Brief – Pull each line holding the word "الرحمن" from the data.

[Data entries]

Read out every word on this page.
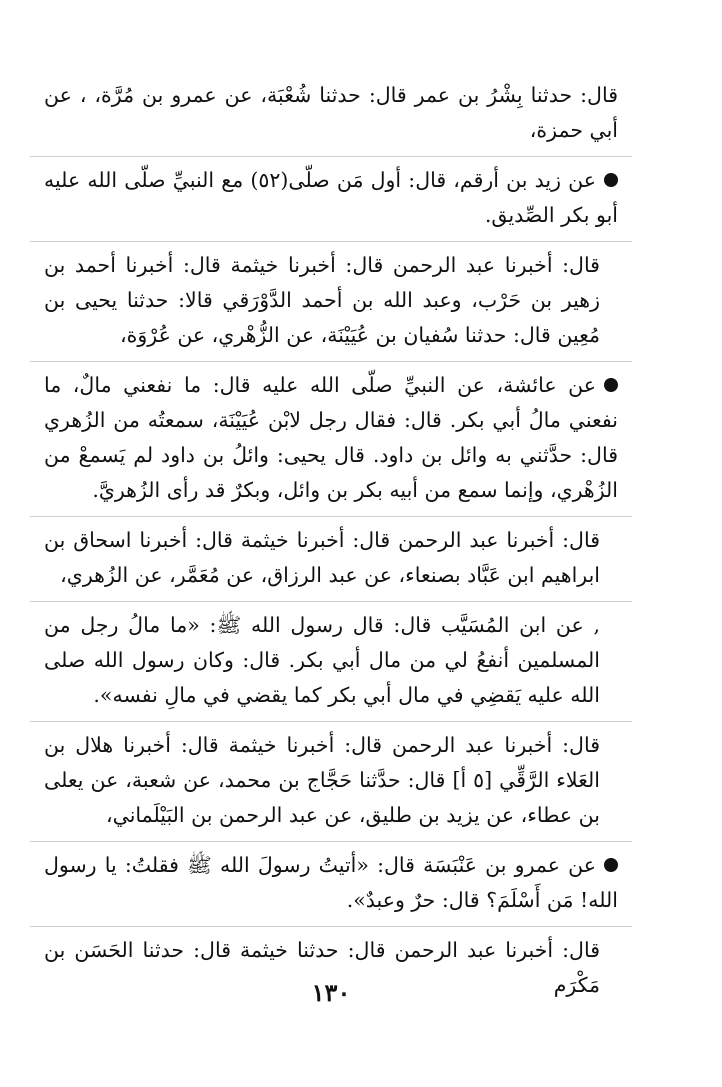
قال: حدثنا بِشْرُ بن عمر قال: حدثنا شُعْبَة، عن عمرو بن مُرَّة، ، عن أبي حمزة،

عن زيد بن أرقم، قال: أول مَن صلّى(٥٢) مع النبيِّ صلّى الله عليه أبو بكر الصِّديق.

قال: أخبرنا عبد الرحمن قال: أخبرنا خيثمة قال: أخبرنا أحمد بن زهير بن حَرْب، وعبد الله بن أحمد الدَّوْرَقي قالا: حدثنا يحيى بن مُعِين قال: حدثنا سُفيان بن عُيَيْنَة، عن الزُّهْري، عن عُرْوَة،

عن عائشة، عن النبيِّ صلّى الله عليه قال: ما نفعني مالٌ، ما نفعني مالُ أبي بكر. قال: فقال رجل لابْن عُيَيْنَة، سمعتُه من الزُهري قال: حدَّثني به وائل بن داود. قال يحيى: وائلُ بن داود لم يَسمعْ من الزُهْري، وإنما سمع من أبيه بكر بن وائل، وبكرٌ قد رأى الزُهريَّ.

قال: أخبرنا عبد الرحمن قال: أخبرنا خيثمة قال: أخبرنا اسحاق بن ابراهيم ابن عَبَّاد بصنعاء، عن عبد الرزاق، عن مُعَمَّر، عن الزُهري،

, عن ابن المُسَيَّب قال: قال رسول الله ﷺ: «ما مالُ رجل من المسلمين أنفعُ لي من مال أبي بكر. قال: وكان رسول الله صلى الله عليه يَقضِي في مال أبي بكر كما يقضي في مالِ نفسه».

قال: أخبرنا عبد الرحمن قال: أخبرنا خيثمة قال: أخبرنا هلال بن العَلاء الرَّقِّي [٥ أ] قال: حدَّثنا حَجَّاج بن محمد، عن شعبة، عن يعلى بن عطاء، عن يزيد بن طليق، عن عبد الرحمن بن البَيْلَماني،

عن عمرو بن عَنْبَسَة قال: «أتيتُ رسولَ الله ﷺ فقلتُ: يا رسول الله! مَن أَسْلَمَ؟ قال: حرٌ وعبدٌ».

قال: أخبرنا عبد الرحمن قال: حدثنا خيثمة قال: حدثنا الحَسَن بن مَكْرَم

١٣٠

Answer to the exercise –
قال: أخبرنا عبد الرحمن قال: أخبرنا خيثمة قال: أخبرنا أحمد بن زهير بن حَرْب، وعبد الله بن أحمد الدَّوْرَقي قالا: حدثنا يحيى بن مُعِين قال: حدثنا سُفيان بن عُيَيْنَة، عن الزُّهْري، عن عُرْوَة،
قال: أخبرنا عبد الرحمن قال: أخبرنا خيثمة قال: أخبرنا اسحاق بن ابراهيم ابن عَبَّاد بصنعاء، عن عبد الرزاق، عن مُعَمَّر، عن الزُهري،
قال: أخبرنا عبد الرحمن قال: أخبرنا خيثمة قال: أخبرنا هلال بن العَلاء الرَّقِّي [٥ أ] قال: حدَّثنا حَجَّاج بن محمد، عن شعبة، عن يعلى بن عطاء، عن يزيد بن طليق، عن عبد الرحمن بن البَيْلَماني،
قال: أخبرنا عبد الرحمن قال: حدثنا خيثمة قال: حدثنا الحَسَن بن مَكْرَم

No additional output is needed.